• Given request: Go through the data and copy every line exactly, but not the images.

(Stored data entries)
====================
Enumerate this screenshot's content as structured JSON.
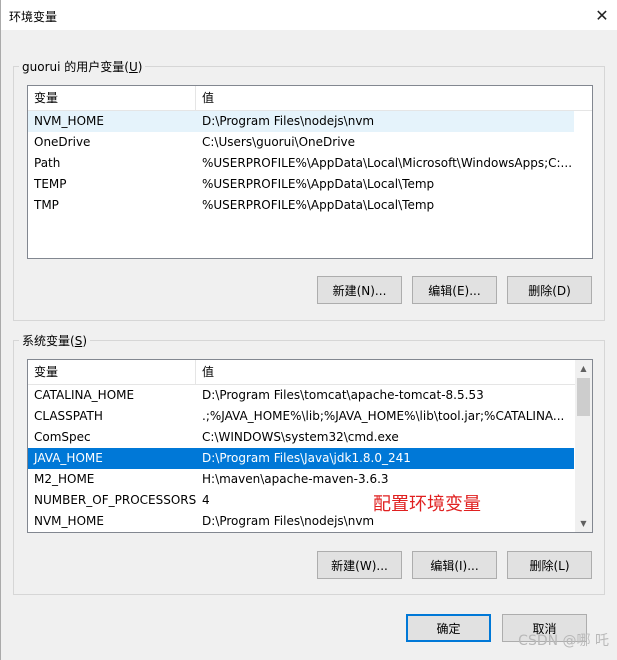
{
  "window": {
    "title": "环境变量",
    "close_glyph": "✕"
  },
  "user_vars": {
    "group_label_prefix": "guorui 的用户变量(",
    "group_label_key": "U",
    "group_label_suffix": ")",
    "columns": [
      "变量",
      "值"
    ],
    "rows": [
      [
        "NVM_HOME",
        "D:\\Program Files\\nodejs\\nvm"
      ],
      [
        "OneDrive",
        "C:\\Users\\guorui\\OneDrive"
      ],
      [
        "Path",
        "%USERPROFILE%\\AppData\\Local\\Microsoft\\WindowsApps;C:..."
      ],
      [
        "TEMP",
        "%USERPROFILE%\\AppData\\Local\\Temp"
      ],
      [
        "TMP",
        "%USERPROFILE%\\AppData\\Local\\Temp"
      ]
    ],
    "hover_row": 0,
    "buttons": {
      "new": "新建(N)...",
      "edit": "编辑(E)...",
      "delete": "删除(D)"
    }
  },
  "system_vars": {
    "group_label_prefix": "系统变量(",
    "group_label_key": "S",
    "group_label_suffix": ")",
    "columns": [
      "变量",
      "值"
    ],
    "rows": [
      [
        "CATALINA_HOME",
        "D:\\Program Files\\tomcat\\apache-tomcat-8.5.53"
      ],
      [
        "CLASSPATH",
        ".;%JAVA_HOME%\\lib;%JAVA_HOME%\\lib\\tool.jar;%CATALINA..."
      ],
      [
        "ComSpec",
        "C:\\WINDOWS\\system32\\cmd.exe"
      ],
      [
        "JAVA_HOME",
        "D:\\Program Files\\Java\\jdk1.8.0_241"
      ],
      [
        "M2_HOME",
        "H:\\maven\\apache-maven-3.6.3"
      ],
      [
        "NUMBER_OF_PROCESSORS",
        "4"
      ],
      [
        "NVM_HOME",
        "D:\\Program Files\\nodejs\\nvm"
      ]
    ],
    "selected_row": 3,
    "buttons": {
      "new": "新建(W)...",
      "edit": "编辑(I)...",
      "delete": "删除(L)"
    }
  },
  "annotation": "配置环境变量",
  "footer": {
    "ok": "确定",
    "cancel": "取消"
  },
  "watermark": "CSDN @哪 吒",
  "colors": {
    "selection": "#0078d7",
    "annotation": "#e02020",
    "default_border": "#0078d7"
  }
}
====================
• Task result:
Enumerate this screenshot's content as structured JSON.
{
  "window": {
    "title": "环境变量",
    "close_glyph": "✕"
  },
  "user_vars": {
    "group_label_prefix": "guorui 的用户变量(",
    "group_label_key": "U",
    "group_label_suffix": ")",
    "columns": [
      "变量",
      "值"
    ],
    "rows": [
      [
        "NVM_HOME",
        "D:\\Program Files\\nodejs\\nvm"
      ],
      [
        "OneDrive",
        "C:\\Users\\guorui\\OneDrive"
      ],
      [
        "Path",
        "%USERPROFILE%\\AppData\\Local\\Microsoft\\WindowsApps;C:..."
      ],
      [
        "TEMP",
        "%USERPROFILE%\\AppData\\Local\\Temp"
      ],
      [
        "TMP",
        "%USERPROFILE%\\AppData\\Local\\Temp"
      ]
    ],
    "hover_row": 0,
    "buttons": {
      "new": "新建(N)...",
      "edit": "编辑(E)...",
      "delete": "删除(D)"
    }
  },
  "system_vars": {
    "group_label_prefix": "系统变量(",
    "group_label_key": "S",
    "group_label_suffix": ")",
    "columns": [
      "变量",
      "值"
    ],
    "rows": [
      [
        "CATALINA_HOME",
        "D:\\Program Files\\tomcat\\apache-tomcat-8.5.53"
      ],
      [
        "CLASSPATH",
        ".;%JAVA_HOME%\\lib;%JAVA_HOME%\\lib\\tool.jar;%CATALINA..."
      ],
      [
        "ComSpec",
        "C:\\WINDOWS\\system32\\cmd.exe"
      ],
      [
        "JAVA_HOME",
        "D:\\Program Files\\Java\\jdk1.8.0_241"
      ],
      [
        "M2_HOME",
        "H:\\maven\\apache-maven-3.6.3"
      ],
      [
        "NUMBER_OF_PROCESSORS",
        "4"
      ],
      [
        "NVM_HOME",
        "D:\\Program Files\\nodejs\\nvm"
      ]
    ],
    "selected_row": 3,
    "buttons": {
      "new": "新建(W)...",
      "edit": "编辑(I)...",
      "delete": "删除(L)"
    }
  },
  "annotation": "配置环境变量",
  "footer": {
    "ok": "确定",
    "cancel": "取消"
  },
  "watermark": "CSDN @哪 吒",
  "colors": {
    "selection": "#0078d7",
    "annotation": "#e02020",
    "default_border": "#0078d7"
  }
}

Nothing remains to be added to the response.